[Dataset entries]
====================

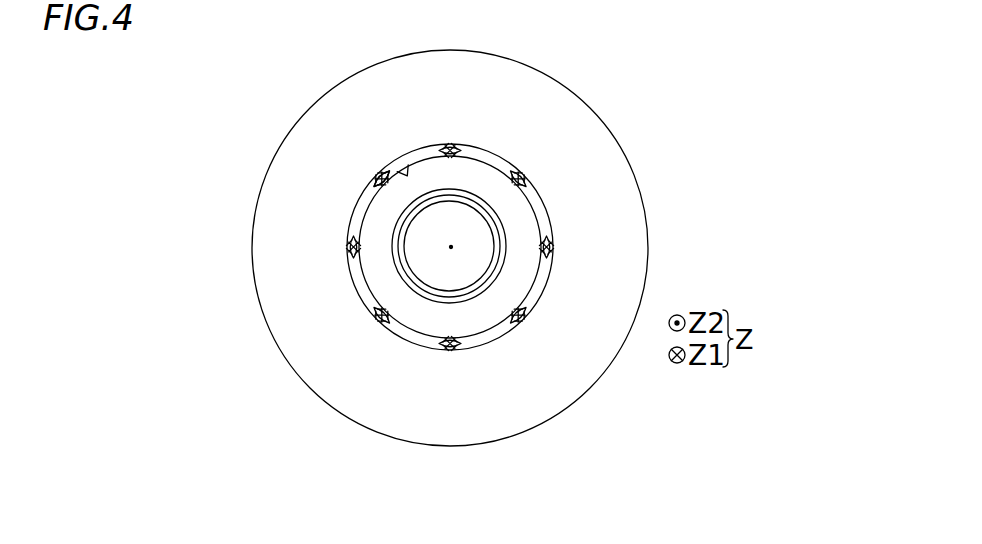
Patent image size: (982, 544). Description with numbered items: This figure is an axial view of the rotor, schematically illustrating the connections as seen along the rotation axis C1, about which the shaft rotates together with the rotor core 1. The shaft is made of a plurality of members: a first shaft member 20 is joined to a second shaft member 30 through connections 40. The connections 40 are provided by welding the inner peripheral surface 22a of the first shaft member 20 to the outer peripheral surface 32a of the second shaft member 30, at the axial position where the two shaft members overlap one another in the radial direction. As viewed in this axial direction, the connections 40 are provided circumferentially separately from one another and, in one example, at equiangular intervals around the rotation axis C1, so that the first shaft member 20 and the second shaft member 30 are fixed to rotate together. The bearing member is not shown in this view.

The rotor core 1 is at (598, 383).
The first shaft member 20 is at (533, 303).
The inner peripheral surface 22a is at (410, 152).
The second shaft member 30 is at (423, 318).
The outer peripheral surface 32a is at (392, 165).
The connection 40 is at (378, 178).
The rotation axis C1 is at (451, 245).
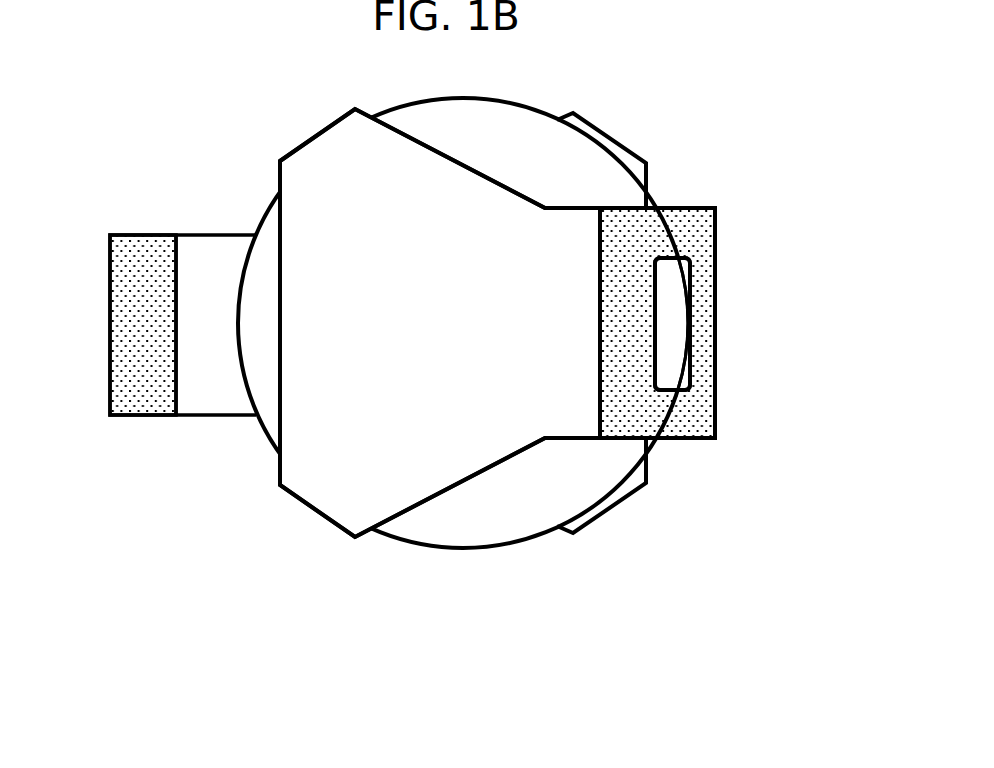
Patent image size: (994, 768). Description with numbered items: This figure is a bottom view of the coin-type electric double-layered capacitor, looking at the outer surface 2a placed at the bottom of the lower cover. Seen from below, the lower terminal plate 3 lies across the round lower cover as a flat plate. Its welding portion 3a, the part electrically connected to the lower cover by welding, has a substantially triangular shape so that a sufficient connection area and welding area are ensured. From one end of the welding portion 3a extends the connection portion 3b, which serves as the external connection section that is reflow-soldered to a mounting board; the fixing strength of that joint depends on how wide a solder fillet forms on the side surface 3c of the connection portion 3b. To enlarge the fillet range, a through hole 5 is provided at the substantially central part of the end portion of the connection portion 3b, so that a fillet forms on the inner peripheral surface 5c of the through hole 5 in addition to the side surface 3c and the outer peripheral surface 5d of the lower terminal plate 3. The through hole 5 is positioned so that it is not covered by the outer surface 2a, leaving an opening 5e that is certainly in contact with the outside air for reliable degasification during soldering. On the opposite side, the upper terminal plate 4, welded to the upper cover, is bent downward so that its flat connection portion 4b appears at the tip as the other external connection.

The outer surface 2a is at (580, 170).
The lower terminal plate 3 is at (720, 600).
The welding portion 3a is at (447, 373).
The connection portion 3b is at (687, 415).
The side surface 3c is at (657, 440).
The upper terminal plate 4 is at (202, 247).
The connection portion 4b is at (140, 392).
The through hole 5 is at (665, 318).
The inner peripheral surface 5c is at (690, 276).
The outer peripheral surface 5d is at (680, 208).
The opening 5e is at (689, 383).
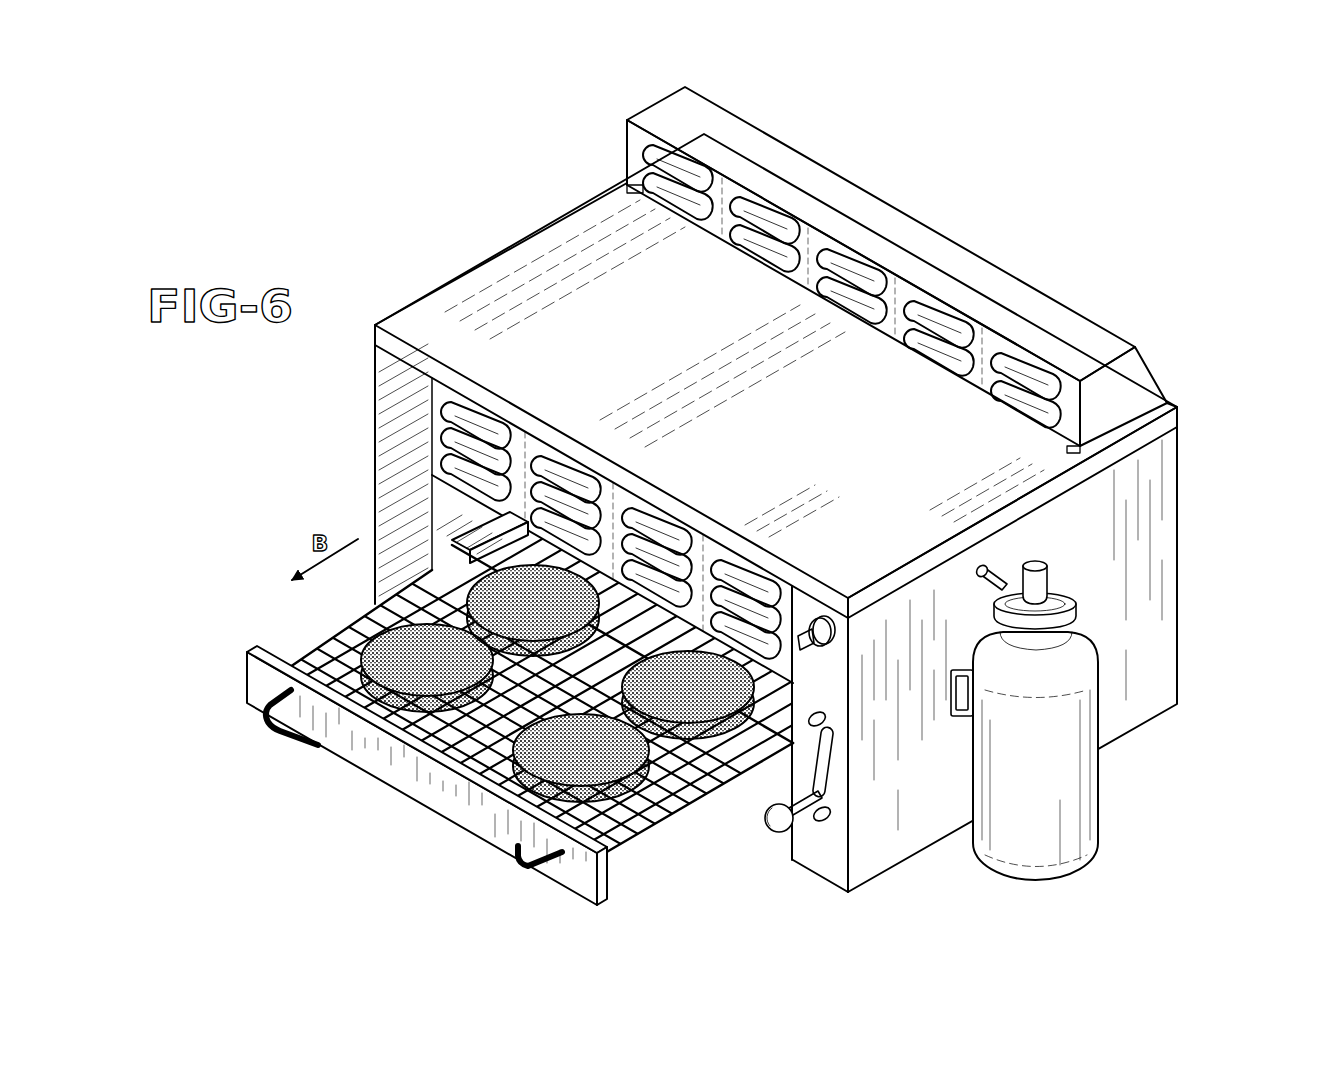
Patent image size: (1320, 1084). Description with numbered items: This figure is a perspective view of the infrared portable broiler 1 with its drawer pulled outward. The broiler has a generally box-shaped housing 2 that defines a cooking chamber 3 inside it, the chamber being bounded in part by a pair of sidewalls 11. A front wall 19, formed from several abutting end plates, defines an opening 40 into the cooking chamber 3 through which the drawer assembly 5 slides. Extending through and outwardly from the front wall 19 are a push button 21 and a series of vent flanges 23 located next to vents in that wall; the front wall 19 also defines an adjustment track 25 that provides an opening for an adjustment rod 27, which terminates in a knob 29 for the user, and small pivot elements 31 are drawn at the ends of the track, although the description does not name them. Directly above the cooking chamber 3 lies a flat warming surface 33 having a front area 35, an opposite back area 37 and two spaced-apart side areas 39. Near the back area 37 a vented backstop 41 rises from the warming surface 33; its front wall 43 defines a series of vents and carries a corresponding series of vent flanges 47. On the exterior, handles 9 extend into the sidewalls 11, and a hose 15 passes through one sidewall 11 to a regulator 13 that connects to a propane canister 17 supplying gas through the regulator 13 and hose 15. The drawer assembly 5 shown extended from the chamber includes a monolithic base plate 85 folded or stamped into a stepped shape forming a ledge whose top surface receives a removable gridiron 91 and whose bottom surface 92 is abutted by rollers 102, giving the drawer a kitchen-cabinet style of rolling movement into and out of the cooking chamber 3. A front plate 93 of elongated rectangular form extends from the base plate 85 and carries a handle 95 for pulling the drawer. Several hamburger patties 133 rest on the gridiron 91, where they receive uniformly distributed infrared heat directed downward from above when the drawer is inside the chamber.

The infrared portable broiler 1 is at (370, 170).
The housing 2 is at (488, 248).
The cooking chamber 3 is at (445, 502).
The opening 40 is at (615, 627).
The drawer assembly 5 is at (250, 683).
The handles 9 is at (953, 688).
The sidewalls 11 is at (1147, 640).
The regulator 13 is at (1070, 590).
The hose 15 is at (1000, 566).
The propane canister 17 is at (1088, 786).
The front wall 19 is at (383, 455).
The push button 21 is at (812, 645).
The vent flanges 23 is at (487, 430).
The adjustment track 25 is at (835, 765).
The adjustment rod 27 is at (816, 800).
The knob 29 is at (778, 825).
The pivots 31 is at (826, 722).
The warming surface 33 is at (686, 349).
The front area 35 is at (487, 368).
The back area 37 is at (825, 330).
The side areas 39 is at (540, 238).
The vented backstop 41 is at (843, 190).
The front wall of backstop 43 is at (898, 325).
The vent flanges 47 is at (673, 162).
The base plate 85 is at (340, 622).
The gridiron 91 is at (482, 730).
The front plate 93 is at (417, 774).
The bottom surface 92 is at (650, 843).
The handle 95 is at (293, 738).
The rollers 102 is at (783, 792).
The hamburger patties 133 is at (480, 630).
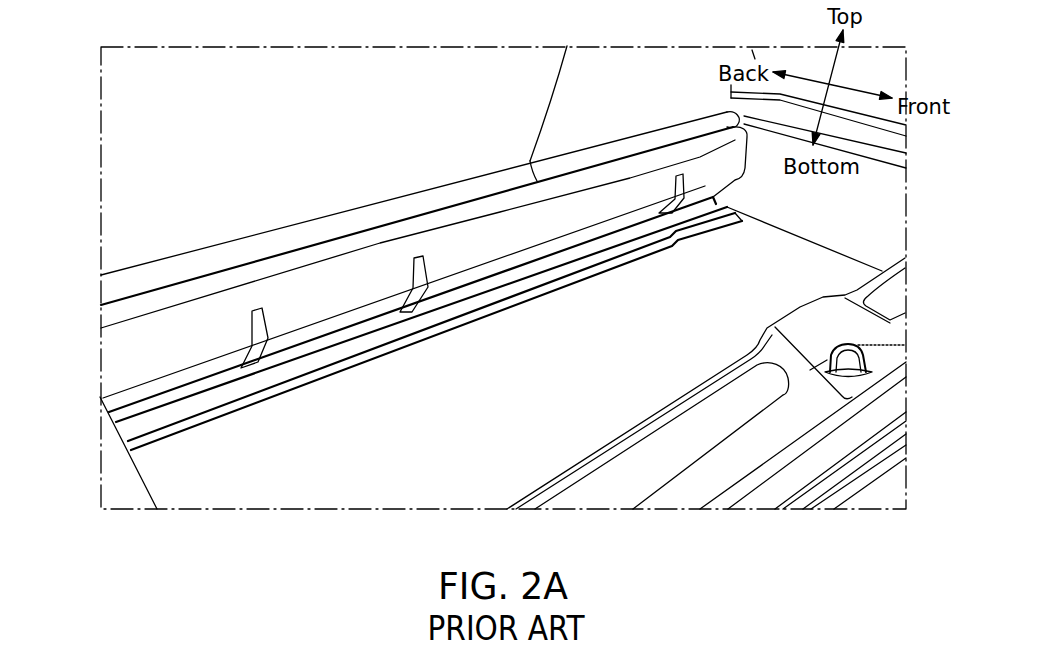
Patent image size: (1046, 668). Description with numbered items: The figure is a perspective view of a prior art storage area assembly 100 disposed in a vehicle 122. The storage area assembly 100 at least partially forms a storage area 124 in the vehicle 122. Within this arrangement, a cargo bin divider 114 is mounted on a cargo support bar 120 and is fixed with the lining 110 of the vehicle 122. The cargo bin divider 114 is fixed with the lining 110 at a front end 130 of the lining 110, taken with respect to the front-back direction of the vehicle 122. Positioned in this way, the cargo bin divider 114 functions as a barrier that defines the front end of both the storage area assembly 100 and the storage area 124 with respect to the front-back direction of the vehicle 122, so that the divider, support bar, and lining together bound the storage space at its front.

====================

Render every line of the records above as one numbered list, skipping blank lines and leaving the pictures out.

Answer to this problem
1. Patent image size: (982, 544). Description with numbered items: This figure is an axial view of the rotor, schematically illustrating the connections as seen along the rotation axis C1, about which the shaft rotates together with the rotor core 1. The shaft is made of a plurality of members: a first shaft member 20 is joined to a second shaft member 30 through connections 40. The connections 40 are provided by welding the inner peripheral surface 22a of the first shaft member 20 to the outer peripheral surface 32a of the second shaft member 30, at the axial position where the two shaft members overlap one another in the radial direction. As viewed in this axial direction, the connections 40 are provided circumferentially separately from one another and, in one example, at equiangular intervals around the rotation axis C1, so that the first shaft member 20 and the second shaft member 30 are fixed to rotate together. The bearing member is not shown in this view.
2. The rotor core 1 is at (598, 383).
3. The first shaft member 20 is at (533, 303).
4. The inner peripheral surface 22a is at (410, 152).
5. The second shaft member 30 is at (423, 318).
6. The outer peripheral surface 32a is at (392, 165).
7. The connection 40 is at (378, 178).
8. The rotation axis C1 is at (451, 245).
9. Patent image size: (994, 768). Description with numbered items: This figure is a bottom view of the coin-type electric double-layered capacitor, looking at the outer surface 2a placed at the bottom of the lower cover. Seen from below, the lower terminal plate 3 lies across the round lower cover as a flat plate. Its welding portion 3a, the part electrically connected to the lower cover by welding, has a substantially triangular shape so that a sufficient connection area and welding area are ensured. From one end of the welding portion 3a extends the connection portion 3b, which serves as the external connection section that is reflow-soldered to a mounting board; the fixing strength of that joint depends on how wide a solder fillet forms on the side surface 3c of the connection portion 3b. To enlarge the fillet range, a through hole 5 is provided at the substantially central part of the end portion of the connection portion 3b, so that a fillet forms on the inner peripheral surface 5c of the through hole 5 in addition to the side surface 3c and the outer peripheral surface 5d of the lower terminal plate 3. The through hole 5 is positioned so that it is not covered by the outer surface 2a, leaving an opening 5e that is certainly in contact with the outside air for reliable degasification during soldering. On the opposite side, the upper terminal plate 4, welded to the upper cover, is bent downward so that its flat connection portion 4b appears at the tip as the other external connection.
10. The outer surface 2a is at (580, 170).
11. The lower terminal plate 3 is at (720, 600).
12. The welding portion 3a is at (447, 373).
13. The connection portion 3b is at (687, 415).
14. The side surface 3c is at (657, 440).
15. The upper terminal plate 4 is at (202, 247).
16. The connection portion 4b is at (140, 392).
17. The through hole 5 is at (665, 318).
18. The inner peripheral surface 5c is at (690, 276).
19. The outer peripheral surface 5d is at (680, 208).
20. The opening 5e is at (689, 383).
21. Patent image size: (1320, 1084). Description with numbered items: This figure is a perspective view of the infrared portable broiler 1 with its drawer pulled outward. The broiler has a generally box-shaped housing 2 that defines a cooking chamber 3 inside it, the chamber being bounded in part by a pair of sidewalls 11. A front wall 19, formed from several abutting end plates, defines an opening 40 into the cooking chamber 3 through which the drawer assembly 5 slides. Extending through and outwardly from the front wall 19 are a push button 21 and a series of vent flanges 23 located next to vents in that wall; the front wall 19 also defines an adjustment track 25 that provides an opening for an adjustment rod 27, which terminates in a knob 29 for the user, and small pivot elements 31 are drawn at the ends of the track, although the description does not name them. Directly above the cooking chamber 3 lies a flat warming surface 33 having a front area 35, an opposite back area 37 and two spaced-apart side areas 39. Near the back area 37 a vented backstop 41 rises from the warming surface 33; its front wall 43 defines a series of vents and carries a corresponding series of vent flanges 47. On the exterior, handles 9 extend into the sidewalls 11, and a hose 15 passes through one sidewall 11 to a regulator 13 that connects to a propane canister 17 supplying gas through the regulator 13 and hose 15. The drawer assembly 5 shown extended from the chamber includes a monolithic base plate 85 folded or stamped into a stepped shape forming a ledge whose top surface receives a removable gridiron 91 and whose bottom surface 92 is abutted by rollers 102, giving the drawer a kitchen-cabinet style of rolling movement into and out of the cooking chamber 3. A front plate 93 of elongated rectangular form extends from the base plate 85 and carries a handle 95 for pulling the drawer. Several hamburger patties 133 rest on the gridiron 91, where they receive uniformly distributed infrared heat directed downward from above when the drawer is inside the chamber.
22. The infrared portable broiler 1 is at (370, 170).
23. The housing 2 is at (488, 248).
24. The cooking chamber 3 is at (445, 502).
25. The opening 40 is at (615, 627).
26. The drawer assembly 5 is at (250, 683).
27. The handles 9 is at (953, 688).
28. The sidewalls 11 is at (1147, 640).
29. The regulator 13 is at (1070, 590).
30. The hose 15 is at (1000, 566).
31. The propane canister 17 is at (1088, 786).
32. The front wall 19 is at (383, 455).
33. The push button 21 is at (812, 645).
34. The vent flanges 23 is at (487, 430).
35. The adjustment track 25 is at (835, 765).
36. The adjustment rod 27 is at (816, 800).
37. The knob 29 is at (778, 825).
38. The pivots 31 is at (826, 722).
39. The warming surface 33 is at (686, 349).
40. The front area 35 is at (487, 368).
41. The back area 37 is at (825, 330).
42. The side areas 39 is at (540, 238).
43. The vented backstop 41 is at (843, 190).
44. The front wall of backstop 43 is at (898, 325).
45. The vent flanges 47 is at (673, 162).
46. The base plate 85 is at (340, 622).
47. The gridiron 91 is at (482, 730).
48. The front plate 93 is at (417, 774).
49. The bottom surface 92 is at (650, 843).
50. The handle 95 is at (293, 738).
51. The rollers 102 is at (783, 792).
52. The hamburger patties 133 is at (480, 630).
53. Patent image size: (1046, 668). Description with numbered items: The figure is a perspective view of a prior art storage area assembly 100 disposed in a vehicle 122. The storage area assembly 100 at least partially forms a storage area 124 in the vehicle 122. Within this arrangement, a cargo bin divider 114 is mounted on a cargo support bar 120 and is fixed with the lining 110 of the vehicle 122. The cargo bin divider 114 is fixed with the lining 110 at a front end 130 of the lining 110, taken with respect to the front-back direction of the vehicle 122. Positioned in this way, the cargo bin divider 114 functions as a barrier that defines the front end of both the storage area assembly 100 and the storage area 124 with respect to the front-back direction of the vehicle 122, so that the divider, support bar, and lining together bound the storage space at its front.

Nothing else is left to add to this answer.